Supplied data =

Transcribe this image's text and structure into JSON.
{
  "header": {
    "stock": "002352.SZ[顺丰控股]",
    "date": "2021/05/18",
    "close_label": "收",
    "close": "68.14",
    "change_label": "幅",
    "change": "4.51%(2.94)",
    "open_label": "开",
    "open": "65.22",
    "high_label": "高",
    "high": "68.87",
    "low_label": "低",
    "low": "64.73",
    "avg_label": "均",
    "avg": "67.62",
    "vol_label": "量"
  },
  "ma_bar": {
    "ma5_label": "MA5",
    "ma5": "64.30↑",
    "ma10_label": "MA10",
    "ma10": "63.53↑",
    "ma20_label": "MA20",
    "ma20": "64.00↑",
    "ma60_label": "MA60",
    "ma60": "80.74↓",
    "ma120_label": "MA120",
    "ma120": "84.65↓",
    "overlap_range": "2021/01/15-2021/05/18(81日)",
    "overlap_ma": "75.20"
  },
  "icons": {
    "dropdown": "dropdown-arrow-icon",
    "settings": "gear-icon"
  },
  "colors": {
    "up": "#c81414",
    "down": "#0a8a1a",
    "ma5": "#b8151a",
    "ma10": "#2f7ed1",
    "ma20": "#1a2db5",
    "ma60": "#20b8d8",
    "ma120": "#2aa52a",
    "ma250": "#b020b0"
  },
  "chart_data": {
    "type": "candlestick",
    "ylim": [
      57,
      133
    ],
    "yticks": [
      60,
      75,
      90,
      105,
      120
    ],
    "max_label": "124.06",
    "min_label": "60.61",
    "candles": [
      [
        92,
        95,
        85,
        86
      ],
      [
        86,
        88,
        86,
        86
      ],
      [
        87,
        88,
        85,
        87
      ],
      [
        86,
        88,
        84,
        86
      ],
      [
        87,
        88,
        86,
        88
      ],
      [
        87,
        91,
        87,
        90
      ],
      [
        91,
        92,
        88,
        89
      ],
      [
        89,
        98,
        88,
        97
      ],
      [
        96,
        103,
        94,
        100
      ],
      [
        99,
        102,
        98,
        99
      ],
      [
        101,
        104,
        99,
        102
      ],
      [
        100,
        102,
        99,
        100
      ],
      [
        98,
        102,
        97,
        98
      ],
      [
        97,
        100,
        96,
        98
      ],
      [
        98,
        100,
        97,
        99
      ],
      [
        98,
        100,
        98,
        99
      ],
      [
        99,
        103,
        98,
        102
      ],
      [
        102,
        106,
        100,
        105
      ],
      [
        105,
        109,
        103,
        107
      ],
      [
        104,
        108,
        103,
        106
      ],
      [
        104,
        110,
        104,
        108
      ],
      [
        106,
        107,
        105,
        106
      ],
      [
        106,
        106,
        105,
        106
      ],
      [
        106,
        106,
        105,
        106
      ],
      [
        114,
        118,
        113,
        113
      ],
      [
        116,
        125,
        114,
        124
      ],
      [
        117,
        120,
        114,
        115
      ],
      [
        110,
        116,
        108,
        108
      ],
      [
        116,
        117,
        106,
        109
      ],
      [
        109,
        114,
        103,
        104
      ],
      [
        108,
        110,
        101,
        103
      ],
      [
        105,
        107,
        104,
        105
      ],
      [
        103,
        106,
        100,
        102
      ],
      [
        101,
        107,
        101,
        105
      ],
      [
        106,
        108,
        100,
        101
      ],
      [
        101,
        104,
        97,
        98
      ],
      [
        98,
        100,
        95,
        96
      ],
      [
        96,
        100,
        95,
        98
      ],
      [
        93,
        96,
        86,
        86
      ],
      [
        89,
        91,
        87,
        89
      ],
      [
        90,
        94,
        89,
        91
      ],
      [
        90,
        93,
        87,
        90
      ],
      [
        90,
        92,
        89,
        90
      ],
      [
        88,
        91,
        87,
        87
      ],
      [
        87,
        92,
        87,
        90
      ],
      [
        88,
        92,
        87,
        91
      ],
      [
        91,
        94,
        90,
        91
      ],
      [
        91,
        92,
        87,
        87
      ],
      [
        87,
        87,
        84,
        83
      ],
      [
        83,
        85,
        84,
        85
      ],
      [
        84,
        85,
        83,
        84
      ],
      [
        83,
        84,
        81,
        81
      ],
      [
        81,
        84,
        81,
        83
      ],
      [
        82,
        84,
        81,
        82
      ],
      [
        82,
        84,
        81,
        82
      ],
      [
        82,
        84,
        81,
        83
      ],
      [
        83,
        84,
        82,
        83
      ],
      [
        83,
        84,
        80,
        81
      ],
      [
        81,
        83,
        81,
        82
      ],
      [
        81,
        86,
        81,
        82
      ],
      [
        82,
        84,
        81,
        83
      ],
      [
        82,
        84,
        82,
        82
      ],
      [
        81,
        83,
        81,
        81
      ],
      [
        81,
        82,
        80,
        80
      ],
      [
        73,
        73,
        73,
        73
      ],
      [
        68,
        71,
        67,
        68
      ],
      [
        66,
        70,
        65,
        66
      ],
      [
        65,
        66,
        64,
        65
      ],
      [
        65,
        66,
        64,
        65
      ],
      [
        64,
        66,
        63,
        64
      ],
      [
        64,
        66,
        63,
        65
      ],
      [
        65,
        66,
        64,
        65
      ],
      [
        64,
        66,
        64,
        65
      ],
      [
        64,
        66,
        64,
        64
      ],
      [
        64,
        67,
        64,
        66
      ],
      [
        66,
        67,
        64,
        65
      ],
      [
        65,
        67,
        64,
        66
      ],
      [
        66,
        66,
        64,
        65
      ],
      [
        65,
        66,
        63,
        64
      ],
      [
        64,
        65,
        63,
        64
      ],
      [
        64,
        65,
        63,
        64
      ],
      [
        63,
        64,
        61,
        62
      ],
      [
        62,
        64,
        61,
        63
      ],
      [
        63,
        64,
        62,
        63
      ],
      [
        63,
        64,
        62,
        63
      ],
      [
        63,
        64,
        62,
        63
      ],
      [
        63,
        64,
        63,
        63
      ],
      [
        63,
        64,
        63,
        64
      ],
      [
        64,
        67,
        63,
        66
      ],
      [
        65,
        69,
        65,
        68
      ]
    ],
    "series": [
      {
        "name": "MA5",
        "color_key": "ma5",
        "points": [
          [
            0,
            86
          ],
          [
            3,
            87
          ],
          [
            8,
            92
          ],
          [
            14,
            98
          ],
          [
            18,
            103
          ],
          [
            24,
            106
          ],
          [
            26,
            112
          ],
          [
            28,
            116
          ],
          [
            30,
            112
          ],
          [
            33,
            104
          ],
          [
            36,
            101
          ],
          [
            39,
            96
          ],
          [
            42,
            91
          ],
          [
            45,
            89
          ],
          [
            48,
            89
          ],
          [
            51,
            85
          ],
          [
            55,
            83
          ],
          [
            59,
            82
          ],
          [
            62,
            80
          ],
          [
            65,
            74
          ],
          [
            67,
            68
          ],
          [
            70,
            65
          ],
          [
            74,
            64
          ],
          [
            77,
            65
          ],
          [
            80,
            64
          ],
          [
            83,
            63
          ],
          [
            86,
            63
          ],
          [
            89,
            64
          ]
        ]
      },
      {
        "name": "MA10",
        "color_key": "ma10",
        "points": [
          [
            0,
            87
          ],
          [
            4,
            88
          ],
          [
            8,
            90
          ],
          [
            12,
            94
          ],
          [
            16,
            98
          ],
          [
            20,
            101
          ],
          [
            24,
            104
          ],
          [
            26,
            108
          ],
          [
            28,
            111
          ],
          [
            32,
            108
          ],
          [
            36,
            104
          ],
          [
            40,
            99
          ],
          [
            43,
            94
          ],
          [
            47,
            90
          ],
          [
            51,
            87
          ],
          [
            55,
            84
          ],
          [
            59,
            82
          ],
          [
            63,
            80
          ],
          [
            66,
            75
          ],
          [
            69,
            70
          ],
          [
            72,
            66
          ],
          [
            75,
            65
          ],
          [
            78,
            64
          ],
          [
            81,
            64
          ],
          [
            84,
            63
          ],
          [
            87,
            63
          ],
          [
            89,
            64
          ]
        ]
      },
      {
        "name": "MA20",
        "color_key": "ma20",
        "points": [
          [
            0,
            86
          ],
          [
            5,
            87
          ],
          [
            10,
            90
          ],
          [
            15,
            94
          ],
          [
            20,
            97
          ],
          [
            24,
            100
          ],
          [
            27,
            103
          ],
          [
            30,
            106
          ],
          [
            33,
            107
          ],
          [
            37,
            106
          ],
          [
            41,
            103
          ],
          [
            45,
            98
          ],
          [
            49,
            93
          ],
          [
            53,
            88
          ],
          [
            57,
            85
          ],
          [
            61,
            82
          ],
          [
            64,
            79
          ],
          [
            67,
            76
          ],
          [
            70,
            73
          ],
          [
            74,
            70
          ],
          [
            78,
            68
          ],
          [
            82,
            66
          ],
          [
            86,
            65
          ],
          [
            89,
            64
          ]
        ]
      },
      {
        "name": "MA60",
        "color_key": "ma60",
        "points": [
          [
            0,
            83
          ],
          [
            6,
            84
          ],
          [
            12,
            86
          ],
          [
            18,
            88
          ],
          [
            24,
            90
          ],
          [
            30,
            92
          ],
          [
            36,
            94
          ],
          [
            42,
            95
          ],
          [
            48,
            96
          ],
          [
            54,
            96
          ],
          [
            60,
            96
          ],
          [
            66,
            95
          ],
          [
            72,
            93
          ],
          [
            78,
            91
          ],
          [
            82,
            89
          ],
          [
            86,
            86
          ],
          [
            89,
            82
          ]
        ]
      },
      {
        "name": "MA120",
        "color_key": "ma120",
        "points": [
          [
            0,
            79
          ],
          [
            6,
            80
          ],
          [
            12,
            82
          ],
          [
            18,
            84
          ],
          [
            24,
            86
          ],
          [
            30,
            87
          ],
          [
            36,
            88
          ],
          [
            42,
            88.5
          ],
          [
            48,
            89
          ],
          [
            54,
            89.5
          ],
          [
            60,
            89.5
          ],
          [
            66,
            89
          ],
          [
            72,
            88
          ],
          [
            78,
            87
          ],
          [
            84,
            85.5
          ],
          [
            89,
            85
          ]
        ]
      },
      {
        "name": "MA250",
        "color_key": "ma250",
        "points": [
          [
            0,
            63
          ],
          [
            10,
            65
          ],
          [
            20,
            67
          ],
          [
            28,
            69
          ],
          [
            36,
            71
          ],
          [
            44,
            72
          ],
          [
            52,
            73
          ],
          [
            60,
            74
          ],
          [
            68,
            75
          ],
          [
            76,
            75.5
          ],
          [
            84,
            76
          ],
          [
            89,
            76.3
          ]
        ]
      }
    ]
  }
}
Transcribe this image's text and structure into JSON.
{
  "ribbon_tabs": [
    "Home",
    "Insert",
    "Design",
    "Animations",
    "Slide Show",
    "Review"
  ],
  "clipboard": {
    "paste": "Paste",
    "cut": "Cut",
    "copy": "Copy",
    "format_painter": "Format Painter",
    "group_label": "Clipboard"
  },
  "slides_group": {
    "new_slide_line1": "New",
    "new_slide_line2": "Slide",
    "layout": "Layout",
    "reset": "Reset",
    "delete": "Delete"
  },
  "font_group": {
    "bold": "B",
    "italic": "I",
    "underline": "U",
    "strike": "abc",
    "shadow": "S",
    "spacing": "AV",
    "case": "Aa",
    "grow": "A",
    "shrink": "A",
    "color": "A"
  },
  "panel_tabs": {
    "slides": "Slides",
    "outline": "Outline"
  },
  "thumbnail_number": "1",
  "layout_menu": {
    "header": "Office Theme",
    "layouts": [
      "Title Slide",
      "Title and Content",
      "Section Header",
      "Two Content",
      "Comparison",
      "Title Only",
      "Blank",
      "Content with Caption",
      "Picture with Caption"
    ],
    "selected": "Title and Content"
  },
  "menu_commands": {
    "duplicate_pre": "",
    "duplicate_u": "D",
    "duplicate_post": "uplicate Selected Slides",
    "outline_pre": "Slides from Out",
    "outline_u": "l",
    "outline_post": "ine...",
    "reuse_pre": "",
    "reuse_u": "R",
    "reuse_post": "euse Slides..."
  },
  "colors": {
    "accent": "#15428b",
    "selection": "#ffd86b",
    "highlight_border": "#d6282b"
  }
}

What you will do = From the records above, pull out every line containing the word "Caption".

Solved exercise =
      "Content with Caption",
      "Picture with Caption"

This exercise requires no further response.